GIVEN EXERCISE: Determine the number of lines where "like" occurs and reply with that number by itself.

SUPPLIED DATA:
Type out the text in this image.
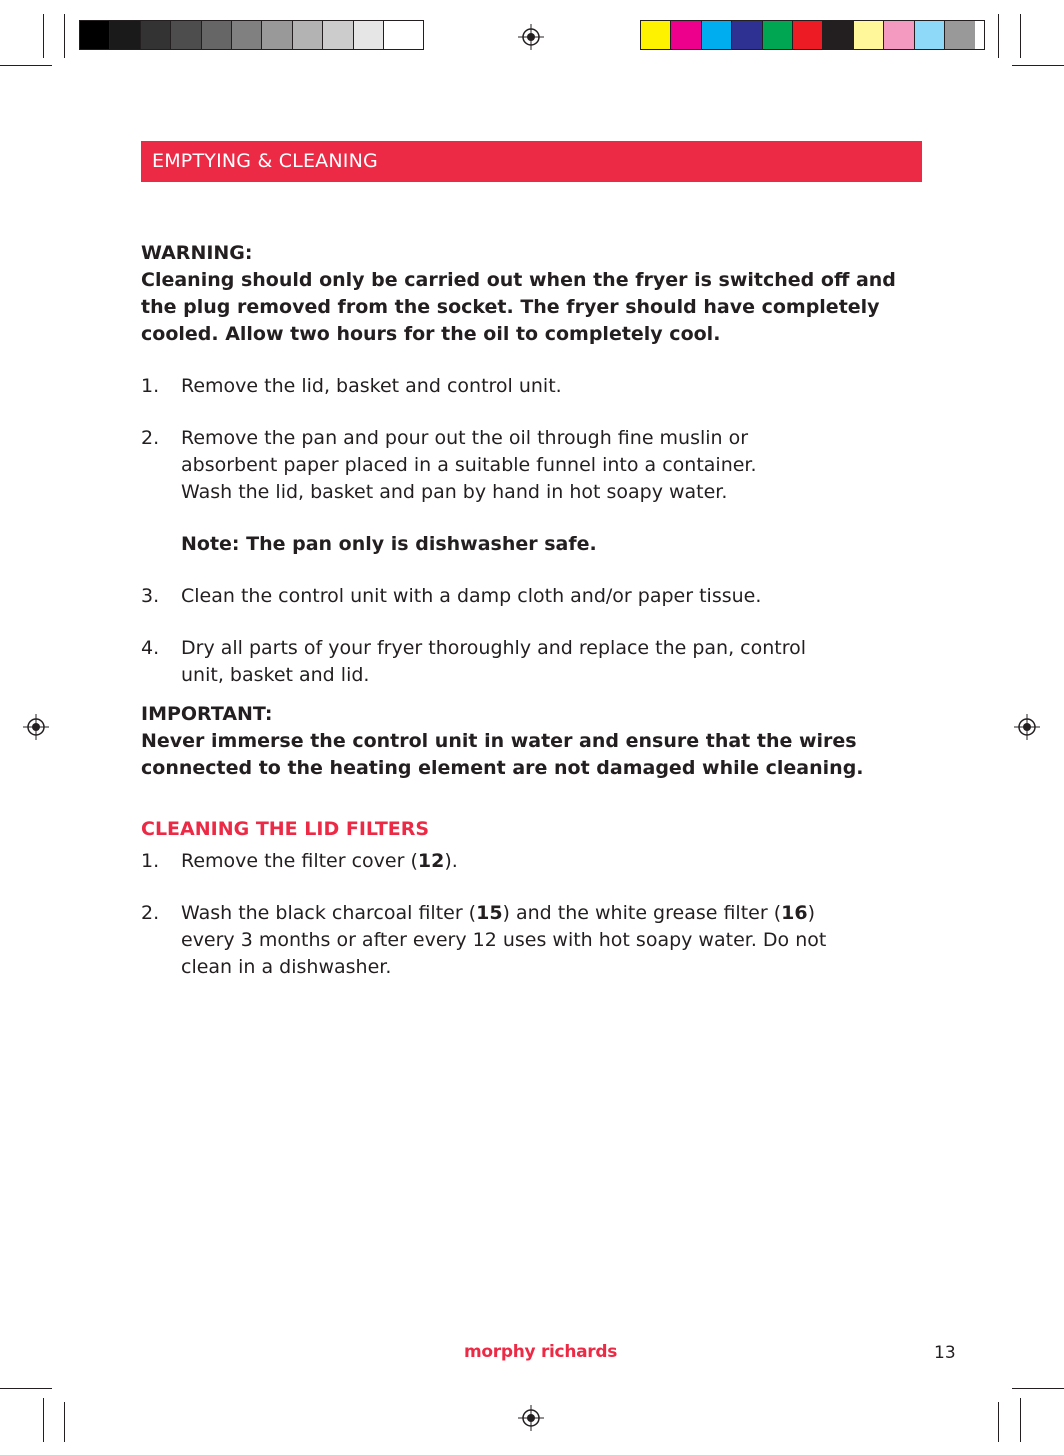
EMPTYING & CLEANING
WARNING:
Cleaning should only be carried out when the fryer is switched off and the plug removed from the socket. The fryer should have completely cooled. Allow two hours for the oil to completely cool.
1. Remove the lid, basket and control unit.
2. Remove the pan and pour out the oil through fine muslin or
absorbent paper placed in a suitable funnel into a container.
Wash the lid, basket and pan by hand in hot soapy water.
Note: The pan only is dishwasher safe.
3. Clean the control unit with a damp cloth and/or paper tissue.
4. Dry all parts of your fryer thoroughly and replace the pan, control
unit, basket and lid.
IMPORTANT:
Never immerse the control unit in water and ensure that the wires
connected to the heating element are not damaged while cleaning.
CLEANING THE LID FILTERS
1. Remove the filter cover (12).
2. Wash the black charcoal filter (15) and the white grease filter (16)
every 3 months or after every 12 uses with hot soapy water. Do not
clean in a dishwasher.
morphy richards	13
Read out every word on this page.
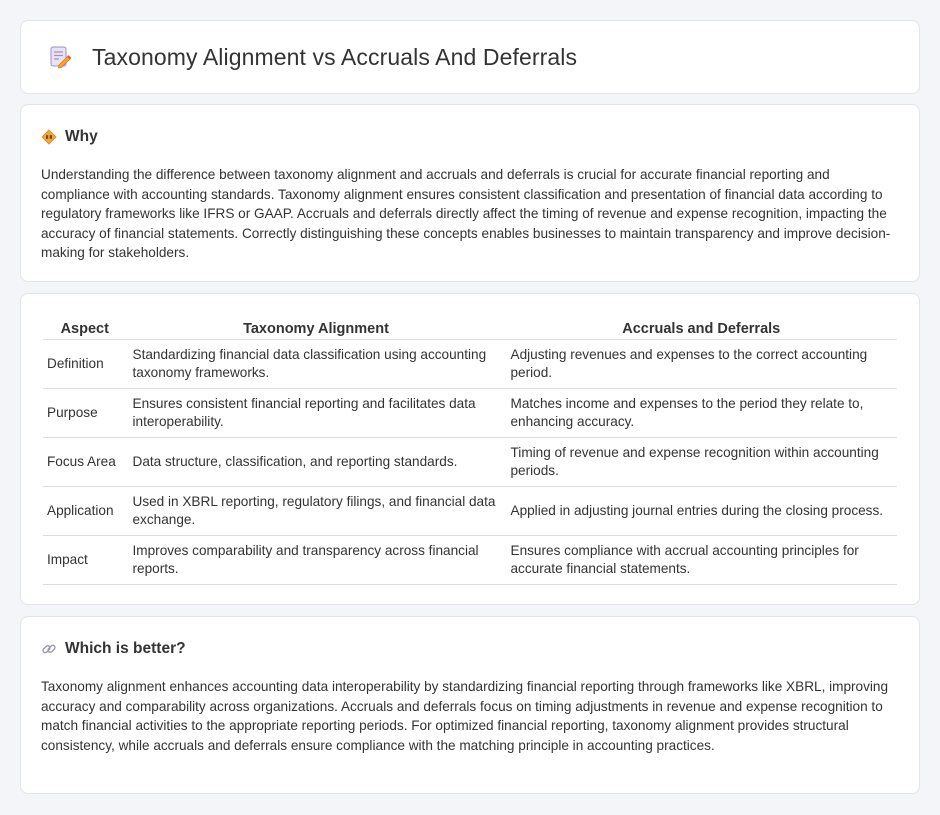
Taxonomy Alignment vs Accruals And Deferrals
Why

Understanding the difference between taxonomy alignment and accruals and deferrals is crucial for accurate financial reporting and compliance with accounting standards. Taxonomy alignment ensures consistent classification and presentation of financial data according to regulatory frameworks like IFRS or GAAP. Accruals and deferrals directly affect the timing of revenue and expense recognition, impacting the accuracy of financial statements. Correctly distinguishing these concepts enables businesses to maintain transparency and improve decision-making for stakeholders.

Aspect	Taxonomy Alignment	Accruals and Deferrals
Definition	Standardizing financial data classification using accounting taxonomy frameworks.	Adjusting revenues and expenses to the correct accounting period.
Purpose	Ensures consistent financial reporting and facilitates data interoperability.	Matches income and expenses to the period they relate to, enhancing accuracy.
Focus Area	Data structure, classification, and reporting standards.	Timing of revenue and expense recognition within accounting periods.
Application	Used in XBRL reporting, regulatory filings, and financial data exchange.	Applied in adjusting journal entries during the closing process.
Impact	Improves comparability and transparency across financial reports.	Ensures compliance with accrual accounting principles for accurate financial statements.
Which is better?

Taxonomy alignment enhances accounting data interoperability by standardizing financial reporting through frameworks like XBRL, improving accuracy and comparability across organizations. Accruals and deferrals focus on timing adjustments in revenue and expense recognition to match financial activities to the appropriate reporting periods. For optimized financial reporting, taxonomy alignment provides structural consistency, while accruals and deferrals ensure compliance with the matching principle in accounting practices.
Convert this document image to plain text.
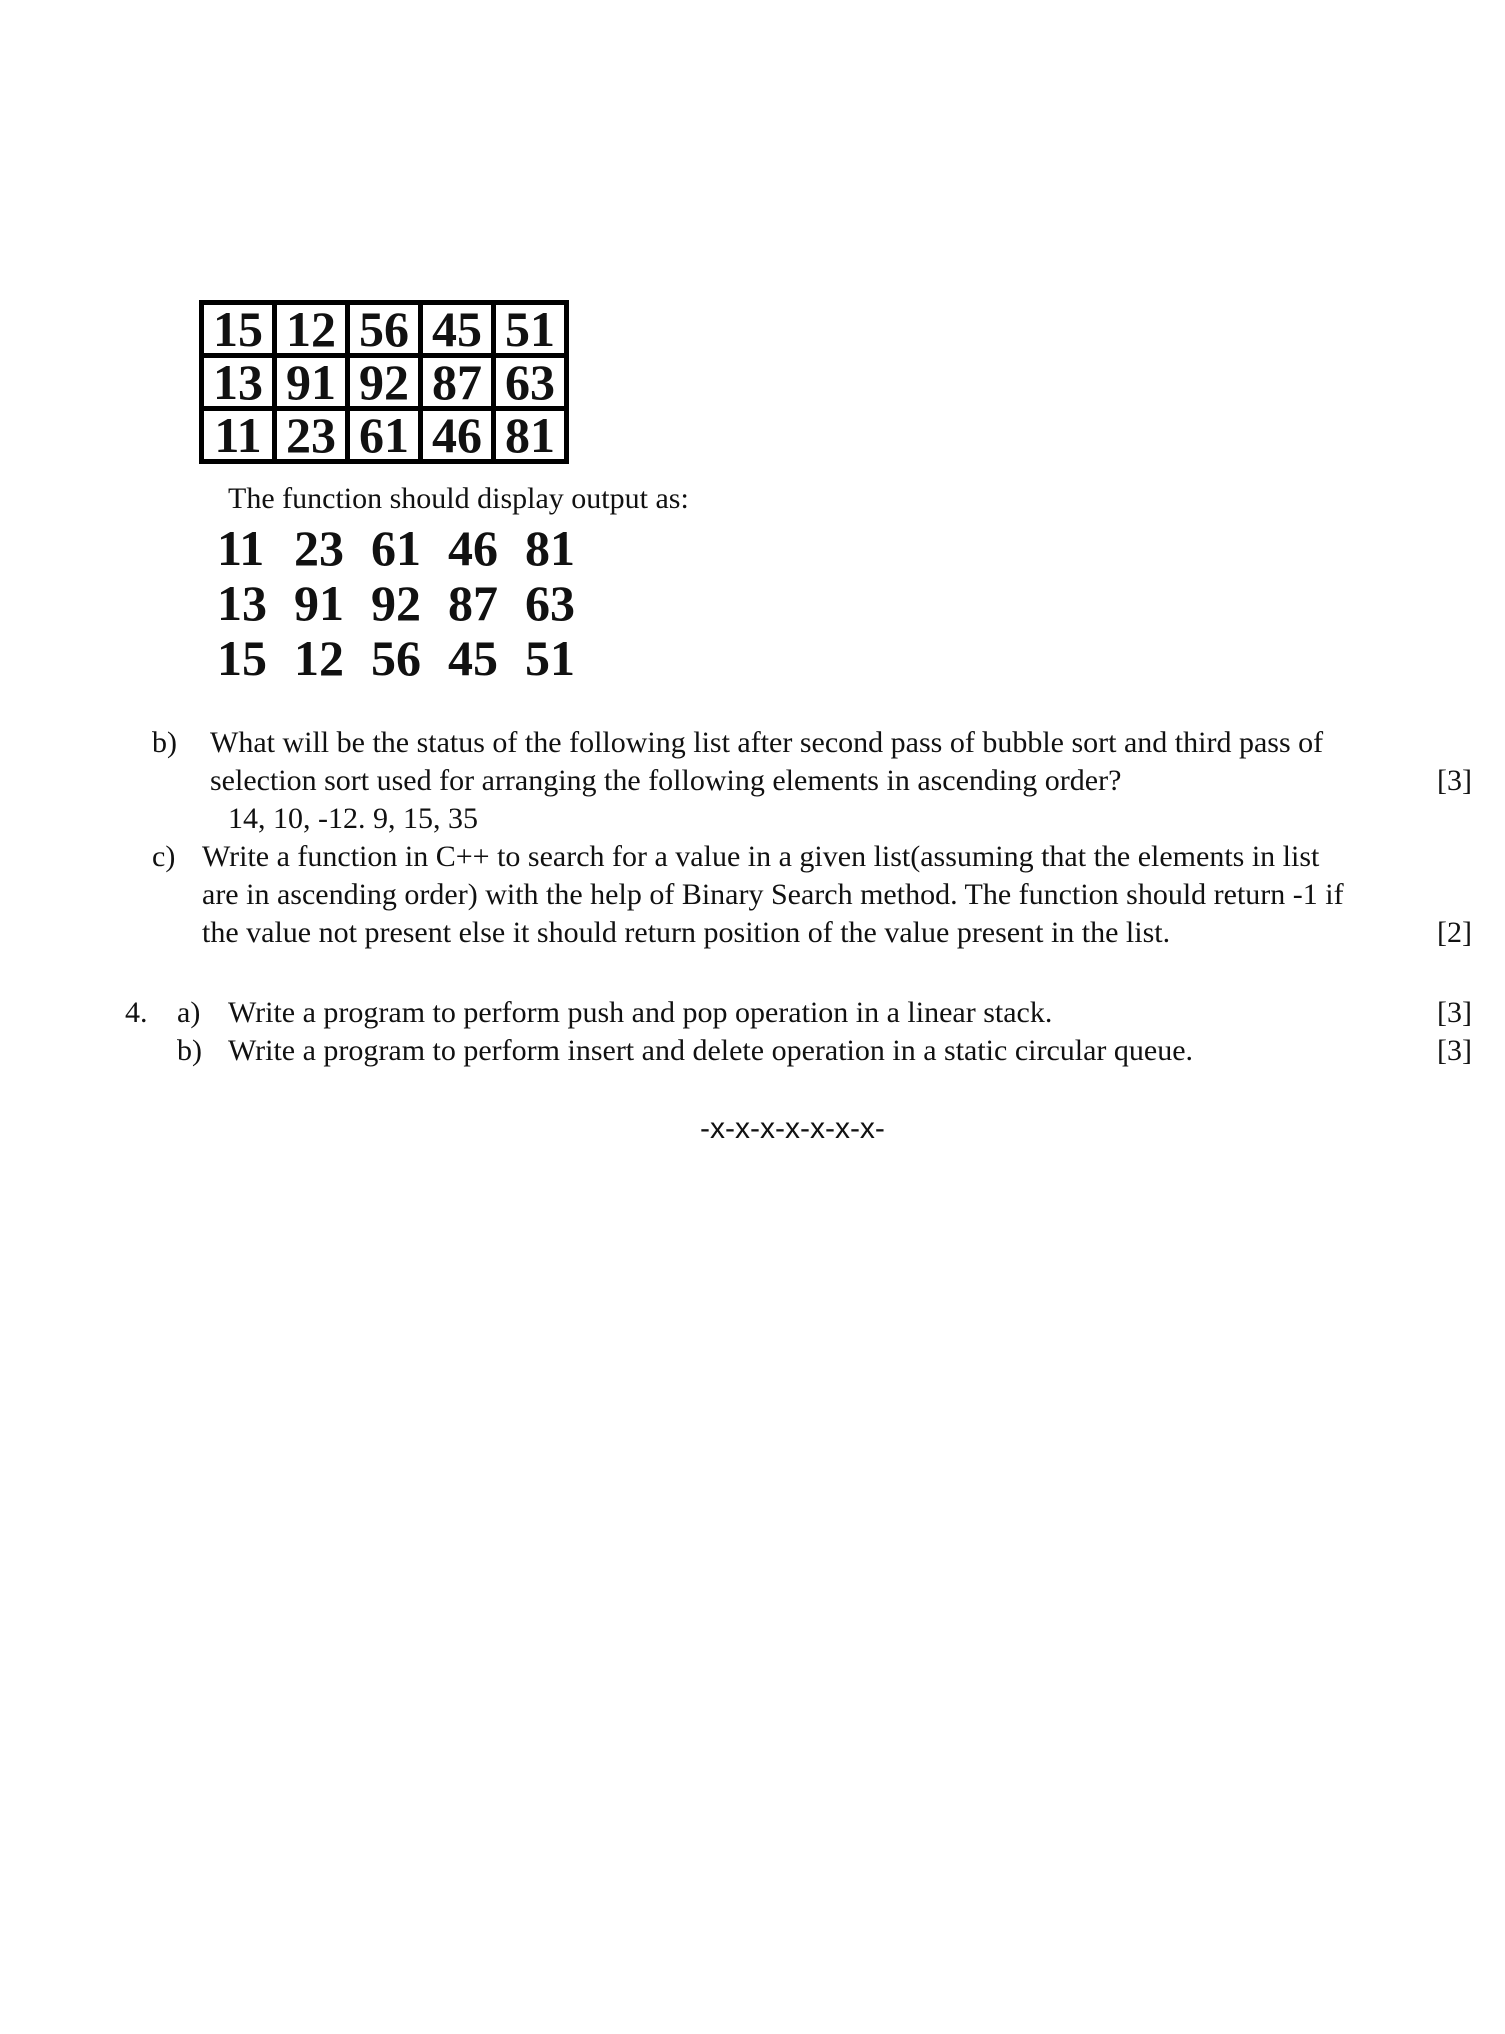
15	12	56	45	51
13	91	92	87	63
11	23	61	46	81
The function should display output as:
11 23 61 46 81
13 91 92 87 63
15 12 56 45 51
b) What will be the status of the following list after second pass of bubble sort and third pass of
selection sort used for arranging the following elements in ascending order?	[3]
14, 10, -12. 9, 15, 35
c) Write a function in C++ to search for a value in a given list(assuming that the elements in list
are in ascending order) with the help of Binary Search method. The function should return -1 if
the value not present else it should return position of the value present in the list.	[2]
4. a) Write a program to perform push and pop operation in a linear stack.	[3]
b) Write a program to perform insert and delete operation in a static circular queue.	[3]
-x-x-x-x-x-x-x-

TASK SOLUTION: 2